▶ [Exercise task]:
Convert every line of the records into a JSON list of strings, one string per line, leaving out blank lines and the pictures.

▶ [Task material]:
>> BEGIN
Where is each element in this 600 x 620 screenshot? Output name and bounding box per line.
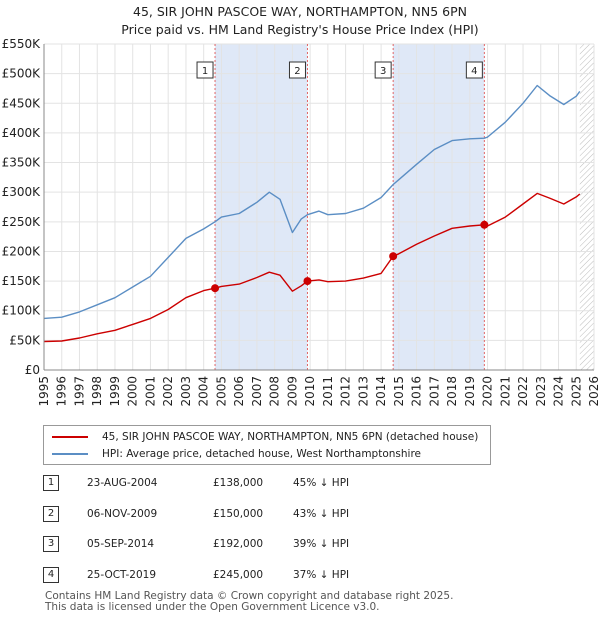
- x-tick-label: 2012: [339, 376, 353, 407]
- sale-point: [303, 277, 312, 286]
- x-tick-label: 2023: [534, 376, 548, 407]
- transaction-date: 06-NOV-2009: [87, 508, 158, 520]
- y-tick-label: £300K: [2, 185, 42, 199]
- x-tick-label: 2009: [285, 376, 299, 407]
- x-tick-label: 2008: [268, 376, 282, 407]
- x-tick-label: 2025: [569, 376, 583, 407]
- transaction-date: 23-AUG-2004: [87, 477, 158, 489]
- x-tick-label: 1997: [72, 376, 86, 407]
- x-tick-label: 1996: [55, 376, 69, 407]
- x-tick-label: 2014: [374, 376, 388, 407]
- transaction-hpi: 39% ↓ HPI: [293, 538, 350, 550]
- forecast-hatch: [579, 44, 594, 370]
- y-tick-label: £400K: [2, 126, 42, 140]
- transaction-number: 2: [43, 506, 59, 522]
- legend-label-property: 45, SIR JOHN PASCOE WAY, NORTHAMPTON, NN…: [102, 431, 479, 443]
- y-tick-label: £100K: [2, 304, 42, 318]
- x-tick-label: 2003: [179, 376, 193, 407]
- x-tick-label: 1995: [37, 376, 51, 407]
- y-tick-label: £500K: [2, 67, 42, 81]
- y-tick-label: £450K: [2, 96, 42, 110]
- x-tick-label: 2024: [552, 376, 566, 407]
- transaction-hpi: 37% ↓ HPI: [293, 569, 350, 581]
- hpi-line: [43, 84, 581, 320]
- x-tick-label: 2015: [392, 376, 406, 407]
- x-tick-label: 2010: [303, 376, 317, 407]
- sale-point: [480, 220, 489, 229]
- property-line: [43, 192, 581, 343]
- x-tick-label: 2017: [427, 376, 441, 407]
- x-tick-label: 2021: [498, 376, 512, 407]
- x-tick-label: 2002: [161, 376, 175, 407]
- legend-item-hpi: HPI: Average price, detached house, West…: [52, 446, 421, 462]
- y-tick-label: £350K: [2, 156, 42, 170]
- x-tick-label: 2018: [445, 376, 459, 407]
- x-tick-label: 2000: [126, 376, 140, 407]
- legend-label-hpi: HPI: Average price, detached house, West…: [102, 448, 421, 460]
- marker-label: 3: [380, 66, 386, 77]
- legend-swatch-property: [52, 436, 88, 438]
- legend: 45, SIR JOHN PASCOE WAY, NORTHAMPTON, NN…: [43, 425, 491, 465]
- x-tick-label: 2020: [481, 376, 495, 407]
- transaction-price: £138,000: [213, 477, 264, 489]
- transaction-hpi: 43% ↓ HPI: [293, 508, 350, 520]
- marker-label: 2: [294, 66, 300, 77]
- transaction-price: £150,000: [213, 508, 264, 520]
- footer-line: Contains HM Land Registry data © Crown c…: [45, 590, 454, 602]
- y-tick-label: £200K: [2, 244, 42, 258]
- legend-swatch-hpi: [52, 453, 88, 455]
- x-tick-label: 1999: [108, 376, 122, 407]
- transaction-date: 05-SEP-2014: [87, 538, 155, 550]
- y-tick-label: £50K: [9, 333, 41, 347]
- x-tick-label: 2005: [214, 376, 228, 407]
- x-tick-label: 2022: [516, 376, 530, 407]
- y-tick-label: £150K: [2, 274, 42, 288]
- legend-item-property: 45, SIR JOHN PASCOE WAY, NORTHAMPTON, NN…: [52, 429, 478, 445]
- shaded-period: [393, 44, 485, 370]
- x-tick-label: 2013: [356, 376, 370, 407]
- price-chart: £0 £50K £100K £150K £200K £250K £300K £350K £400…: [2, 37, 600, 407]
- transaction-date: 25-OCT-2019: [87, 569, 156, 581]
- transaction-price: £245,000: [213, 569, 264, 581]
- marker-box: [465, 61, 483, 79]
- y-tick-label: £0: [25, 363, 40, 377]
- marker-box: [288, 61, 306, 79]
- sale-point: [211, 284, 220, 293]
- x-tick-label: 1998: [90, 376, 104, 407]
- transaction-number: 4: [43, 567, 59, 583]
- x-tick-label: 2006: [232, 376, 246, 407]
- x-tick-label: 2004: [197, 376, 211, 407]
- sale-point: [389, 252, 398, 261]
- y-tick-label: £250K: [2, 215, 42, 229]
- footer-line: This data is licensed under the Open Gov…: [45, 601, 380, 613]
- plot-area: [44, 44, 594, 370]
- x-tick-label: 2007: [250, 376, 264, 407]
- x-tick-label: 2011: [321, 376, 335, 407]
- transaction-price: £192,000: [213, 538, 264, 550]
- marker-label: 1: [202, 66, 208, 77]
- x-tick-label: 2016: [410, 376, 424, 407]
- marker-box: [196, 61, 214, 79]
- marker-box: [374, 61, 392, 79]
- transaction-number: 3: [43, 536, 59, 552]
- transaction-number: 1: [43, 475, 59, 491]
- y-tick-label: £550K: [2, 37, 42, 51]
- chart-subtitle: Price paid vs. HM Land Registry's House …: [121, 22, 479, 37]
- chart-title: 45, SIR JOHN PASCOE WAY, NORTHAMPTON, NN…: [133, 4, 467, 19]
- marker-label: 4: [471, 66, 477, 77]
- x-tick-label: 2026: [587, 376, 600, 407]
- x-tick-label: 2001: [143, 376, 157, 407]
- x-tick-label: 2019: [463, 376, 477, 407]
- shaded-period: [215, 44, 308, 370]
- transaction-hpi: 45% ↓ HPI: [293, 477, 350, 489]
- footer-attribution: Contains HM Land Registry data © Crown c…: [45, 591, 453, 613]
>> END
▶ [Output of the exercise]:
[
  "Where is each element in this 600 x 620 screenshot? Output name and bounding box per line.",
  "- x-tick-label: 2012: [339, 376, 353, 407]",
  "- sale-point: [303, 277, 312, 286]",
  "- x-tick-label: 2023: [534, 376, 548, 407]",
  "- transaction-date: 06-NOV-2009: [87, 508, 158, 520]",
  "- y-tick-label: £300K: [2, 185, 42, 199]",
  "- x-tick-label: 2009: [285, 376, 299, 407]",
  "- x-tick-label: 2008: [268, 376, 282, 407]",
  "- x-tick-label: 2025: [569, 376, 583, 407]",
  "- transaction-date: 23-AUG-2004: [87, 477, 158, 489]",
  "- x-tick-label: 1997: [72, 376, 86, 407]",
  "- x-tick-label: 1996: [55, 376, 69, 407]",
  "- x-tick-label: 2014: [374, 376, 388, 407]",
  "- transaction-hpi: 39% ↓ HPI: [293, 538, 350, 550]",
  "- forecast-hatch: [579, 44, 594, 370]",
  "- y-tick-label: £400K: [2, 126, 42, 140]",
  "- transaction-number: 2: [43, 506, 59, 522]",
  "- legend-label-property: 45, SIR JOHN PASCOE WAY, NORTHAMPTON, NN…: [102, 431, 479, 443]",
  "- y-tick-label: £100K: [2, 304, 42, 318]",
  "- x-tick-label: 2003: [179, 376, 193, 407]",
  "- x-tick-label: 1995: [37, 376, 51, 407]",
  "- y-tick-label: £500K: [2, 67, 42, 81]",
  "- y-tick-label: £450K: [2, 96, 42, 110]",
  "- x-tick-label: 2024: [552, 376, 566, 407]",
  "- transaction-hpi: 37% ↓ HPI: [293, 569, 350, 581]",
  "- hpi-line: [43, 84, 581, 320]",
  "- x-tick-label: 2015: [392, 376, 406, 407]",
  "- x-tick-label: 2010: [303, 376, 317, 407]",
  "- sale-point: [480, 220, 489, 229]",
  "- property-line: [43, 192, 581, 343]",
  "- x-tick-label: 2017: [427, 376, 441, 407]",
  "- x-tick-label: 2021: [498, 376, 512, 407]",
  "- x-tick-label: 2002: [161, 376, 175, 407]",
  "- legend-item-hpi: HPI: Average price, detached house, West…: [52, 446, 421, 462]",
  "- y-tick-label: £350K: [2, 156, 42, 170]",
  "- x-tick-label: 2018: [445, 376, 459, 407]",
  "- x-tick-label: 2000: [126, 376, 140, 407]",
  "- legend-label-hpi: HPI: Average price, detached house, West…: [102, 448, 421, 460]",
  "- marker-label: 3: [380, 66, 386, 77]",
  "- legend-swatch-property: [52, 436, 88, 438]",
  "- legend: 45, SIR JOHN PASCOE WAY, NORTHAMPTON, NN…: [43, 425, 491, 465]",
  "- x-tick-label: 2020: [481, 376, 495, 407]",
  "- transaction-price: £138,000: [213, 477, 264, 489]",
  "- transaction-hpi: 43% ↓ HPI: [293, 508, 350, 520]",
  "- marker-label: 2: [294, 66, 300, 77]",
  "- transaction-price: £150,000: [213, 508, 264, 520]",
  "- footer-line: Contains HM Land Registry data © Crown c…: [45, 590, 454, 602]",
  "- y-tick-label: £200K: [2, 244, 42, 258]",
  "- legend-swatch-hpi: [52, 453, 88, 455]",
  "- x-tick-label: 1999: [108, 376, 122, 407]",
  "- transaction-date: 05-SEP-2014: [87, 538, 155, 550]",
  "- y-tick-label: £50K: [9, 333, 41, 347]",
  "- x-tick-label: 2005: [214, 376, 228, 407]",
  "- x-tick-label: 2022: [516, 376, 530, 407]",
  "- y-tick-label: £150K: [2, 274, 42, 288]",
  "- legend-item-property: 45, SIR JOHN PASCOE WAY, NORTHAMPTON, NN…: [52, 429, 478, 445]",
  "- shaded-period: [393, 44, 485, 370]",
  "- x-tick-label: 2013: [356, 376, 370, 407]",
  "- price-chart: £0 £50K £100K £150K £200K £250K £300K £350K £400…: [2, 37, 600, 407]",
  "- transaction-date: 25-OCT-2019: [87, 569, 156, 581]",
  "- transaction-price: £245,000: [213, 569, 264, 581]",
  "- marker-box: [465, 61, 483, 79]",
  "- y-tick-label: £0: [25, 363, 40, 377]",
  "- marker-box: [288, 61, 306, 79]",
  "- sale-point: [211, 284, 220, 293]",
  "- x-tick-label: 1998: [90, 376, 104, 407]",
  "- transaction-number: 4: [43, 567, 59, 583]",
  "- x-tick-label: 2006: [232, 376, 246, 407]",
  "- x-tick-label: 2004: [197, 376, 211, 407]",
  "- sale-point: [389, 252, 398, 261]",
  "- y-tick-label: £250K: [2, 215, 42, 229]",
  "- footer-line: This data is licensed under the Open Gov…: [45, 601, 380, 613]",
  "- plot-area: [44, 44, 594, 370]",
  "- x-tick-label: 2007: [250, 376, 264, 407]",
  "- x-tick-label: 2011: [321, 376, 335, 407]",
  "- transaction-price: £192,000: [213, 538, 264, 550]",
  "- marker-label: 1: [202, 66, 208, 77]",
  "- x-tick-label: 2016: [410, 376, 424, 407]",
  "- marker-box: [196, 61, 214, 79]",
  "- marker-box: [374, 61, 392, 79]",
  "- transaction-number: 3: [43, 536, 59, 552]",
  "- transaction-number: 1: [43, 475, 59, 491]",
  "- y-tick-label: £550K: [2, 37, 42, 51]",
  "- chart-subtitle: Price paid vs. HM Land Registry's House …: [121, 22, 479, 37]",
  "- chart-title: 45, SIR JOHN PASCOE WAY, NORTHAMPTON, NN…: [133, 4, 467, 19]",
  "- marker-label: 4: [471, 66, 477, 77]",
  "- x-tick-label: 2026: [587, 376, 600, 407]",
  "- x-tick-label: 2001: [143, 376, 157, 407]",
  "- x-tick-label: 2019: [463, 376, 477, 407]",
  "- shaded-period: [215, 44, 308, 370]",
  "- transaction-hpi: 45% ↓ HPI: [293, 477, 350, 489]",
  "- footer-attribution: Contains HM Land Registry data © Crown c…: [45, 591, 453, 613]"
]